## TASK TO CARRY OUT
Quote all lines below exactly. Images stay out.

[Data records]

>>>

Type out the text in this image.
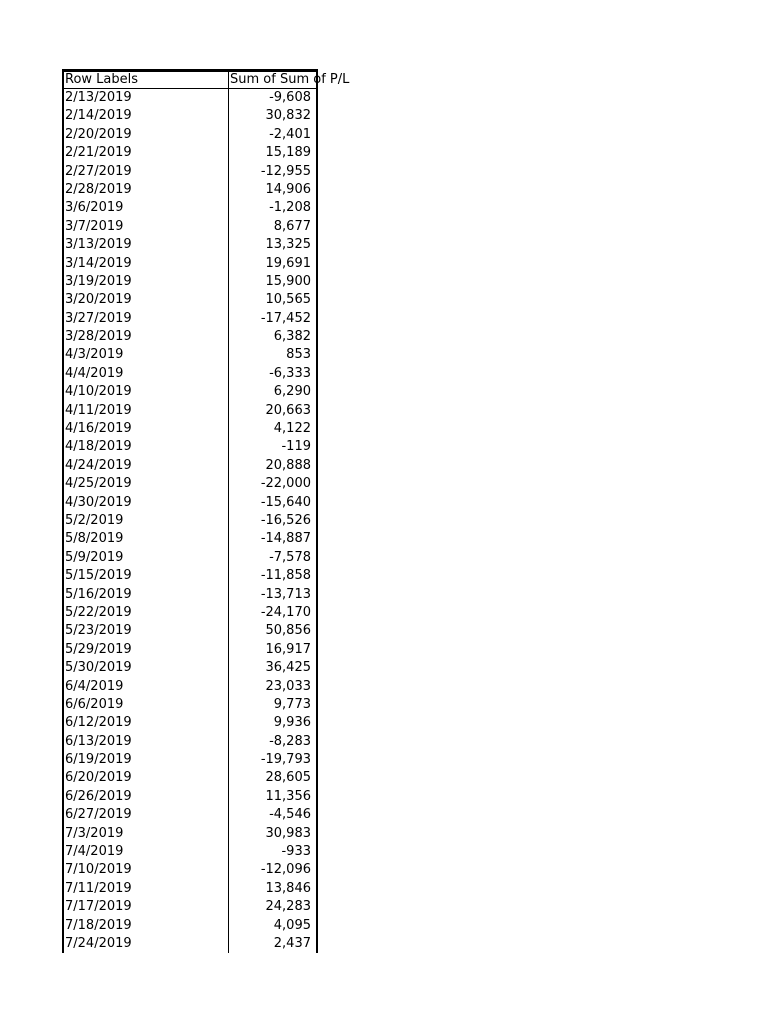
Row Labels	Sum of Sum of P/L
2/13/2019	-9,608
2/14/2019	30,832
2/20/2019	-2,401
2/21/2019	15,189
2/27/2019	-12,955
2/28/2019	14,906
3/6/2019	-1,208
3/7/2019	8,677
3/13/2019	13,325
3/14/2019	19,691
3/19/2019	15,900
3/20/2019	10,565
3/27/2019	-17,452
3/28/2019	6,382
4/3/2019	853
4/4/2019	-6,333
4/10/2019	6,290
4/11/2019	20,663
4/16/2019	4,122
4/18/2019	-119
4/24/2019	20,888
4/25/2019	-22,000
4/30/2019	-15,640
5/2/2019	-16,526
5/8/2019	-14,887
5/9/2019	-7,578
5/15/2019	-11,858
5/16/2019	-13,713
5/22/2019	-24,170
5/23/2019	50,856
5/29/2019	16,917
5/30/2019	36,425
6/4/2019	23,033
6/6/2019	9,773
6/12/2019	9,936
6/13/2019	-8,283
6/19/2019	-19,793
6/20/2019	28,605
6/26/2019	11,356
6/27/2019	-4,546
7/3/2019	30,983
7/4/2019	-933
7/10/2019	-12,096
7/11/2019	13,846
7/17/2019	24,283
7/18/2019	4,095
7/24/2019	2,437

<<<

## SOLUTION TO THE EXERCISE
Type out the text in this image.
Row Labels	Sum of Sum of P/L
2/13/2019	-9,608
2/14/2019	30,832
2/20/2019	-2,401
2/21/2019	15,189
2/27/2019	-12,955
2/28/2019	14,906
3/6/2019	-1,208
3/7/2019	8,677
3/13/2019	13,325
3/14/2019	19,691
3/19/2019	15,900
3/20/2019	10,565
3/27/2019	-17,452
3/28/2019	6,382
4/3/2019	853
4/4/2019	-6,333
4/10/2019	6,290
4/11/2019	20,663
4/16/2019	4,122
4/18/2019	-119
4/24/2019	20,888
4/25/2019	-22,000
4/30/2019	-15,640
5/2/2019	-16,526
5/8/2019	-14,887
5/9/2019	-7,578
5/15/2019	-11,858
5/16/2019	-13,713
5/22/2019	-24,170
5/23/2019	50,856
5/29/2019	16,917
5/30/2019	36,425
6/4/2019	23,033
6/6/2019	9,773
6/12/2019	9,936
6/13/2019	-8,283
6/19/2019	-19,793
6/20/2019	28,605
6/26/2019	11,356
6/27/2019	-4,546
7/3/2019	30,983
7/4/2019	-933
7/10/2019	-12,096
7/11/2019	13,846
7/17/2019	24,283
7/18/2019	4,095
7/24/2019	2,437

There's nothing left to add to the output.